### [Dataset rows]
================

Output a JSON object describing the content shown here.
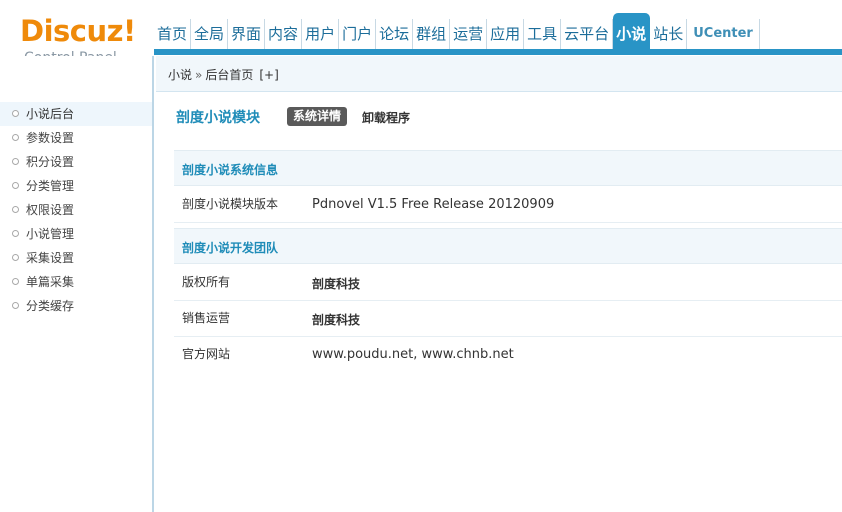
{
  "logo": {
    "brand": "Discuz!",
    "subtitle": "Control Panel"
  },
  "nav": [
    {
      "label": "首页"
    },
    {
      "label": "全局"
    },
    {
      "label": "界面"
    },
    {
      "label": "内容"
    },
    {
      "label": "用户"
    },
    {
      "label": "门户"
    },
    {
      "label": "论坛"
    },
    {
      "label": "群组"
    },
    {
      "label": "运营"
    },
    {
      "label": "应用"
    },
    {
      "label": "工具"
    },
    {
      "label": "云平台"
    },
    {
      "label": "小说",
      "active": true
    },
    {
      "label": "站长"
    },
    {
      "label": "UCenter"
    }
  ],
  "breadcrumb": {
    "root": "小说",
    "separator": "»",
    "current": "后台首页",
    "add": "[+]"
  },
  "sidebar": {
    "items": [
      {
        "label": "小说后台",
        "active": true
      },
      {
        "label": "参数设置"
      },
      {
        "label": "积分设置"
      },
      {
        "label": "分类管理"
      },
      {
        "label": "权限设置"
      },
      {
        "label": "小说管理"
      },
      {
        "label": "采集设置"
      },
      {
        "label": "单篇采集"
      },
      {
        "label": "分类缓存"
      }
    ]
  },
  "main": {
    "title": "剖度小说模块",
    "tabs": {
      "detail": "系统详情",
      "uninstall": "卸载程序"
    },
    "system_info": {
      "heading": "剖度小说系统信息",
      "version_label": "剖度小说模块版本",
      "version_value": "Pdnovel V1.5 Free Release 20120909"
    },
    "team": {
      "heading": "剖度小说开发团队",
      "copyright_label": "版权所有",
      "copyright_value": "剖度科技",
      "operation_label": "销售运营",
      "operation_value": "剖度科技",
      "website_label": "官方网站",
      "website_value": "www.poudu.net, www.chnb.net"
    }
  },
  "colors": {
    "accent": "#2994c6",
    "logo": "#ef8a0a",
    "heading": "#1f8cb8"
  }
}
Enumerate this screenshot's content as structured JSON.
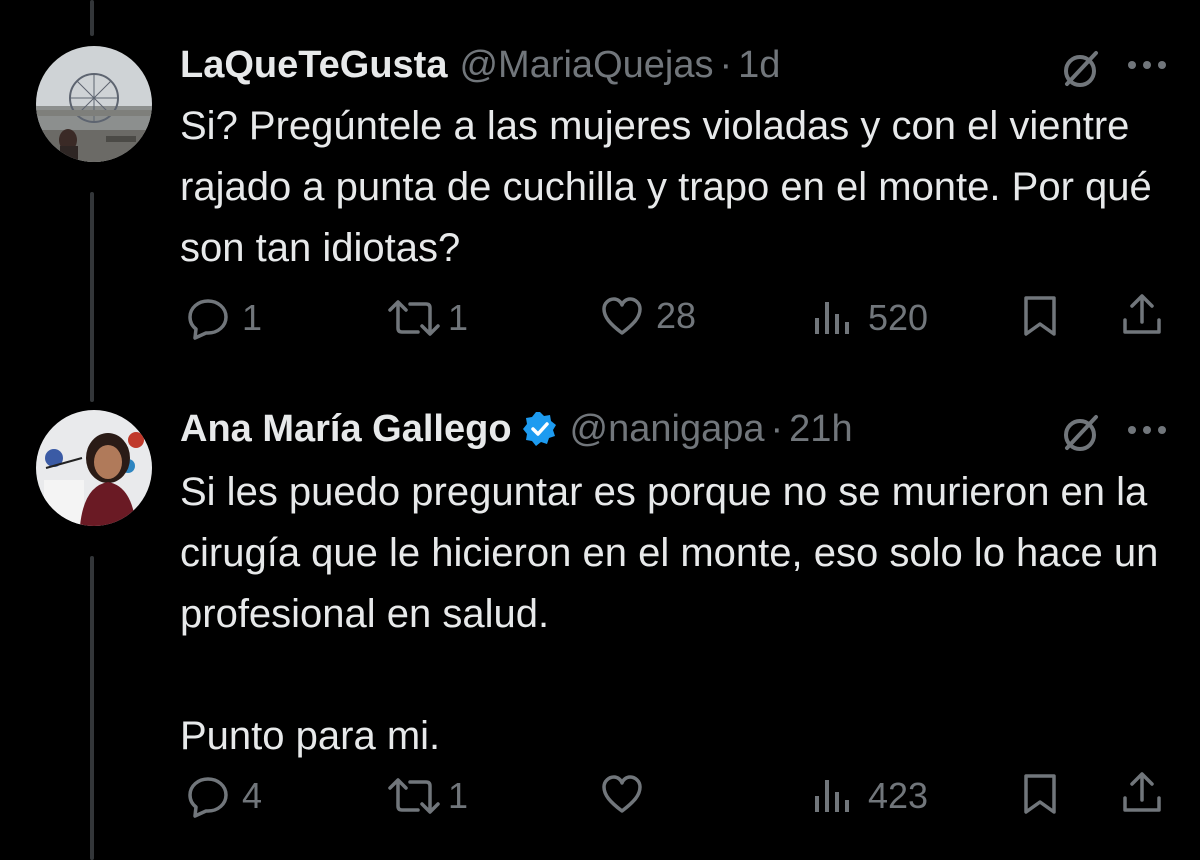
{
  "tweets": [
    {
      "name": "LaQueTeGusta",
      "verified": false,
      "handle": "@MariaQuejas",
      "separator": "·",
      "time": "1d",
      "text": "Si? Pregúntele a las mujeres violadas y con el vientre rajado a punta de cuchilla y trapo en el monte. Por qué son tan idiotas?",
      "replies": "1",
      "reposts": "1",
      "likes": "28",
      "views": "520"
    },
    {
      "name": "Ana María Gallego",
      "verified": true,
      "handle": "@nanigapa",
      "separator": "·",
      "time": "21h",
      "text": "Si les puedo preguntar es porque no se murieron en la cirugía que le hicieron en el monte, eso solo lo hace un profesional en salud.\n\nPunto para mi.",
      "replies": "4",
      "reposts": "1",
      "likes": "",
      "views": "423"
    }
  ],
  "icons": {
    "reply": "reply-icon",
    "repost": "repost-icon",
    "like": "heart-icon",
    "views": "views-icon",
    "bookmark": "bookmark-icon",
    "share": "share-icon",
    "grok": "grok-icon",
    "more": "more-icon",
    "verified": "verified-badge-icon"
  },
  "colors": {
    "background": "#000000",
    "text": "#e7e9ea",
    "secondary": "#71767b",
    "verified": "#1d9bf0",
    "thread_line": "#333639"
  }
}
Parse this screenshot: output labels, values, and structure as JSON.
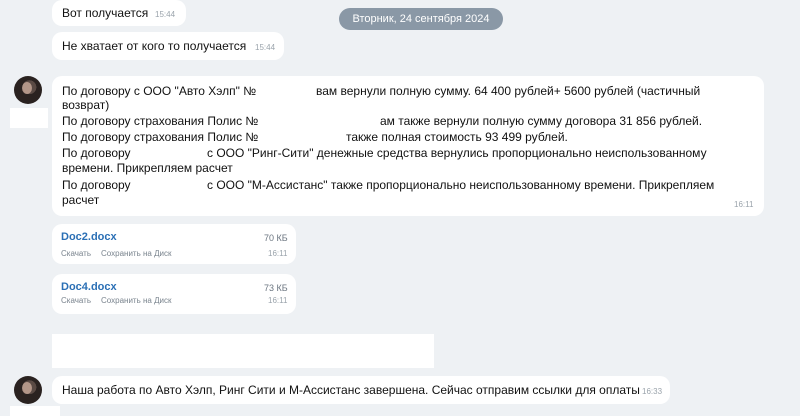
{
  "date_divider": "Вторник, 24 сентября 2024",
  "messages": [
    {
      "text": "Вот получается",
      "time": "15:44"
    },
    {
      "text": "Не хватает от кого то получается",
      "time": "15:44"
    }
  ],
  "long_message": {
    "lines": [
      "По договору с ООО \"Авто Хэлп\" №",
      "вам вернули полную сумму. 64 400 рублей+ 5600 рублей (частичный",
      "возврат)",
      "По договору страхования Полис №",
      "ам также вернули полную сумму договора 31 856 рублей.",
      "По договору страхования Полис №",
      "также полная стоимость 93 499 рублей.",
      "По договору",
      "с ООО \"Ринг-Сити\" денежные средства вернулись пропорционально неиспользованному",
      "времени. Прикрепляем расчет",
      "По договору",
      "с ООО \"М-Ассистанс\" также пропорционально неиспользованному времени. Прикрепляем",
      "расчет"
    ],
    "time": "16:11"
  },
  "files": [
    {
      "name": "Doc2.docx",
      "size": "70 КБ",
      "download": "Скачать",
      "save": "Сохранить на Диск",
      "time": "16:11"
    },
    {
      "name": "Doc4.docx",
      "size": "73 КБ",
      "download": "Скачать",
      "save": "Сохранить на Диск",
      "time": "16:11"
    }
  ],
  "final_message": {
    "text": "Наша работа по Авто Хэлп, Ринг Сити и М-Ассистанс завершена. Сейчас отправим ссылки для оплаты",
    "time": "16:33"
  }
}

================

### [Exercise goal]
Pick out all the lines with the word "screenshot" in them and copy them.

### [Solved exercise]
Enumerate this screenshot's content as structured JSON.
Parse this screenshot: output labels, values, and structure as JSON.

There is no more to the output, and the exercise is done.